→ What you should do: Below is a block of records; repeat each one exactly.

+++

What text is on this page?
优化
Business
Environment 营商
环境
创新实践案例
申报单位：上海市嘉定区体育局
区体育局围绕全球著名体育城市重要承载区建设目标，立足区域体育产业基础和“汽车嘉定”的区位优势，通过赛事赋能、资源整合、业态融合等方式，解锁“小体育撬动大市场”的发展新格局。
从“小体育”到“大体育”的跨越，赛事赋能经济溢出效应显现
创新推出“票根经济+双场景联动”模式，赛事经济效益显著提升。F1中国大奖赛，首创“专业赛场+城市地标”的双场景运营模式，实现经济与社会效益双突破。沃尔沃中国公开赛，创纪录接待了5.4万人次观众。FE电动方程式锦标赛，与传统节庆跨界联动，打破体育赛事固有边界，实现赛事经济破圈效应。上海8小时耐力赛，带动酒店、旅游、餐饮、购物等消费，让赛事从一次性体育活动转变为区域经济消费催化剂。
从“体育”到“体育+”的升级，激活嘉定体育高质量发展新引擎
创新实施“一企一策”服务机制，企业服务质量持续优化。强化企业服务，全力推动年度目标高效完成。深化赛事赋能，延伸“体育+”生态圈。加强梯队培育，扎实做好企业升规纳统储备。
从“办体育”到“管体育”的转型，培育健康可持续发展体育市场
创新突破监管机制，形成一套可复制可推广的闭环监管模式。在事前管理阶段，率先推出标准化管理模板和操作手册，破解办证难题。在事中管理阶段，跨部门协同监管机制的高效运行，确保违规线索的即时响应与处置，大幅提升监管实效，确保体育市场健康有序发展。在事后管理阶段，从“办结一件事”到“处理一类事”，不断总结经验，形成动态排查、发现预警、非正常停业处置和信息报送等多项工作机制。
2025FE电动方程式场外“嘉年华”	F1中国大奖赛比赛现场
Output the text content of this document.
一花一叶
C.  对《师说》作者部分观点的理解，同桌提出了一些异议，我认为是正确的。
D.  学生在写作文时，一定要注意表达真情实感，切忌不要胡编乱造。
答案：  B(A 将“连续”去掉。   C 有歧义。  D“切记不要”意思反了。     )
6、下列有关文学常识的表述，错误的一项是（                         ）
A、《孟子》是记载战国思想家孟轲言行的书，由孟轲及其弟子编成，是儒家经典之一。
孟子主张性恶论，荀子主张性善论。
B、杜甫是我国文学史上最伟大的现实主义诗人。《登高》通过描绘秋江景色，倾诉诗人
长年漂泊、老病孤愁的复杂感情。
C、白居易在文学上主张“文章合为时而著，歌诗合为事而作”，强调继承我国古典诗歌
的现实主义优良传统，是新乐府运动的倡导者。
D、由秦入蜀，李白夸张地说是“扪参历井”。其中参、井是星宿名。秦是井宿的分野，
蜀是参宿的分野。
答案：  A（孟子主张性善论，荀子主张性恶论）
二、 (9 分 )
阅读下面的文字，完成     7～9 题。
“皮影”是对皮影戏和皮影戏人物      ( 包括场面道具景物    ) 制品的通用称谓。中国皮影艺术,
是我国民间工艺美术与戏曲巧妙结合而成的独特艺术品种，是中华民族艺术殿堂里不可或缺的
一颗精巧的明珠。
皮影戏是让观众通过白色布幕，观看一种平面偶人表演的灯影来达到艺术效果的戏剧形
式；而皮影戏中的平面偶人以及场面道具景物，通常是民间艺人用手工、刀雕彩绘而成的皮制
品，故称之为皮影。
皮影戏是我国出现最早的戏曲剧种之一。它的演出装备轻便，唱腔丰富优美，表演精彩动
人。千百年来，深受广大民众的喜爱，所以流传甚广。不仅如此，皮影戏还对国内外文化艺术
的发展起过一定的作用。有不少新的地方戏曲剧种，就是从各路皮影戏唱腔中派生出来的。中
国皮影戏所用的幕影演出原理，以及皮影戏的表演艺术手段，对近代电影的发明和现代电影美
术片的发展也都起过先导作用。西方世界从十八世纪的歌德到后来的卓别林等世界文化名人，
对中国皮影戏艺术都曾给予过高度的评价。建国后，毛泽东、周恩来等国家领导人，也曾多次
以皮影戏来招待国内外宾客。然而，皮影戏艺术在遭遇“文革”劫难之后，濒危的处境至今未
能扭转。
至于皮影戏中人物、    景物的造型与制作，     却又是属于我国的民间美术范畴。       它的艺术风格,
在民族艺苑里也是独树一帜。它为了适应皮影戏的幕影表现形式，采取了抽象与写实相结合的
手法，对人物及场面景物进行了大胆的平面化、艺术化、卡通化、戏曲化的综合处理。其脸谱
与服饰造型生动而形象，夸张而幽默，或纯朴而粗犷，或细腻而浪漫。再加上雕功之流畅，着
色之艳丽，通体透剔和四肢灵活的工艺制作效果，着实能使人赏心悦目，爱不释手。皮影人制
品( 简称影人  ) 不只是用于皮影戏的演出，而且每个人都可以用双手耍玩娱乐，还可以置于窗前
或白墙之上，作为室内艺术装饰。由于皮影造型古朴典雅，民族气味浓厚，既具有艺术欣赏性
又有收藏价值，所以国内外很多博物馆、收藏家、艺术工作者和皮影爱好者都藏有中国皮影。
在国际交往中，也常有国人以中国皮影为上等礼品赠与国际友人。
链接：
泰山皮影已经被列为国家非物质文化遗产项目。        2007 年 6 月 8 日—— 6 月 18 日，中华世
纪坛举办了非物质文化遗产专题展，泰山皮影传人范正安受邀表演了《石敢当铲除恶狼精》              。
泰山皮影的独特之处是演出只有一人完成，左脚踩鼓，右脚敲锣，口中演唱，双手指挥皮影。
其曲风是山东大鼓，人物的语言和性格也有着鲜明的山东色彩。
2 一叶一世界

+++

→ Result of the task:
What text is on this page?
优化
Business
Environment 营商
环境
创新实践案例
申报单位：上海市嘉定区体育局
区体育局围绕全球著名体育城市重要承载区建设目标，立足区域体育产业基础和“汽车嘉定”的区位优势，通过赛事赋能、资源整合、业态融合等方式，解锁“小体育撬动大市场”的发展新格局。
从“小体育”到“大体育”的跨越，赛事赋能经济溢出效应显现
创新推出“票根经济+双场景联动”模式，赛事经济效益显著提升。F1中国大奖赛，首创“专业赛场+城市地标”的双场景运营模式，实现经济与社会效益双突破。沃尔沃中国公开赛，创纪录接待了5.4万人次观众。FE电动方程式锦标赛，与传统节庆跨界联动，打破体育赛事固有边界，实现赛事经济破圈效应。上海8小时耐力赛，带动酒店、旅游、餐饮、购物等消费，让赛事从一次性体育活动转变为区域经济消费催化剂。
从“体育”到“体育+”的升级，激活嘉定体育高质量发展新引擎
创新实施“一企一策”服务机制，企业服务质量持续优化。强化企业服务，全力推动年度目标高效完成。深化赛事赋能，延伸“体育+”生态圈。加强梯队培育，扎实做好企业升规纳统储备。
从“办体育”到“管体育”的转型，培育健康可持续发展体育市场
创新突破监管机制，形成一套可复制可推广的闭环监管模式。在事前管理阶段，率先推出标准化管理模板和操作手册，破解办证难题。在事中管理阶段，跨部门协同监管机制的高效运行，确保违规线索的即时响应与处置，大幅提升监管实效，确保体育市场健康有序发展。在事后管理阶段，从“办结一件事”到“处理一类事”，不断总结经验，形成动态排查、发现预警、非正常停业处置和信息报送等多项工作机制。
2025FE电动方程式场外“嘉年华”	F1中国大奖赛比赛现场
Output the text content of this document.
一花一叶
C.  对《师说》作者部分观点的理解，同桌提出了一些异议，我认为是正确的。
D.  学生在写作文时，一定要注意表达真情实感，切忌不要胡编乱造。
答案：  B(A 将“连续”去掉。   C 有歧义。  D“切记不要”意思反了。     )
6、下列有关文学常识的表述，错误的一项是（                         ）
A、《孟子》是记载战国思想家孟轲言行的书，由孟轲及其弟子编成，是儒家经典之一。
孟子主张性恶论，荀子主张性善论。
B、杜甫是我国文学史上最伟大的现实主义诗人。《登高》通过描绘秋江景色，倾诉诗人
长年漂泊、老病孤愁的复杂感情。
C、白居易在文学上主张“文章合为时而著，歌诗合为事而作”，强调继承我国古典诗歌
的现实主义优良传统，是新乐府运动的倡导者。
D、由秦入蜀，李白夸张地说是“扪参历井”。其中参、井是星宿名。秦是井宿的分野，
蜀是参宿的分野。
答案：  A（孟子主张性善论，荀子主张性恶论）
二、 (9 分 )
阅读下面的文字，完成     7～9 题。
“皮影”是对皮影戏和皮影戏人物      ( 包括场面道具景物    ) 制品的通用称谓。中国皮影艺术,
是我国民间工艺美术与戏曲巧妙结合而成的独特艺术品种，是中华民族艺术殿堂里不可或缺的
一颗精巧的明珠。
皮影戏是让观众通过白色布幕，观看一种平面偶人表演的灯影来达到艺术效果的戏剧形
式；而皮影戏中的平面偶人以及场面道具景物，通常是民间艺人用手工、刀雕彩绘而成的皮制
品，故称之为皮影。
皮影戏是我国出现最早的戏曲剧种之一。它的演出装备轻便，唱腔丰富优美，表演精彩动
人。千百年来，深受广大民众的喜爱，所以流传甚广。不仅如此，皮影戏还对国内外文化艺术
的发展起过一定的作用。有不少新的地方戏曲剧种，就是从各路皮影戏唱腔中派生出来的。中
国皮影戏所用的幕影演出原理，以及皮影戏的表演艺术手段，对近代电影的发明和现代电影美
术片的发展也都起过先导作用。西方世界从十八世纪的歌德到后来的卓别林等世界文化名人，
对中国皮影戏艺术都曾给予过高度的评价。建国后，毛泽东、周恩来等国家领导人，也曾多次
以皮影戏来招待国内外宾客。然而，皮影戏艺术在遭遇“文革”劫难之后，濒危的处境至今未
能扭转。
至于皮影戏中人物、    景物的造型与制作，     却又是属于我国的民间美术范畴。       它的艺术风格,
在民族艺苑里也是独树一帜。它为了适应皮影戏的幕影表现形式，采取了抽象与写实相结合的
手法，对人物及场面景物进行了大胆的平面化、艺术化、卡通化、戏曲化的综合处理。其脸谱
与服饰造型生动而形象，夸张而幽默，或纯朴而粗犷，或细腻而浪漫。再加上雕功之流畅，着
色之艳丽，通体透剔和四肢灵活的工艺制作效果，着实能使人赏心悦目，爱不释手。皮影人制
品( 简称影人  ) 不只是用于皮影戏的演出，而且每个人都可以用双手耍玩娱乐，还可以置于窗前
或白墙之上，作为室内艺术装饰。由于皮影造型古朴典雅，民族气味浓厚，既具有艺术欣赏性
又有收藏价值，所以国内外很多博物馆、收藏家、艺术工作者和皮影爱好者都藏有中国皮影。
在国际交往中，也常有国人以中国皮影为上等礼品赠与国际友人。
链接：
泰山皮影已经被列为国家非物质文化遗产项目。        2007 年 6 月 8 日—— 6 月 18 日，中华世
纪坛举办了非物质文化遗产专题展，泰山皮影传人范正安受邀表演了《石敢当铲除恶狼精》              。
泰山皮影的独特之处是演出只有一人完成，左脚踩鼓，右脚敲锣，口中演唱，双手指挥皮影。
其曲风是山东大鼓，人物的语言和性格也有着鲜明的山东色彩。
2 一叶一世界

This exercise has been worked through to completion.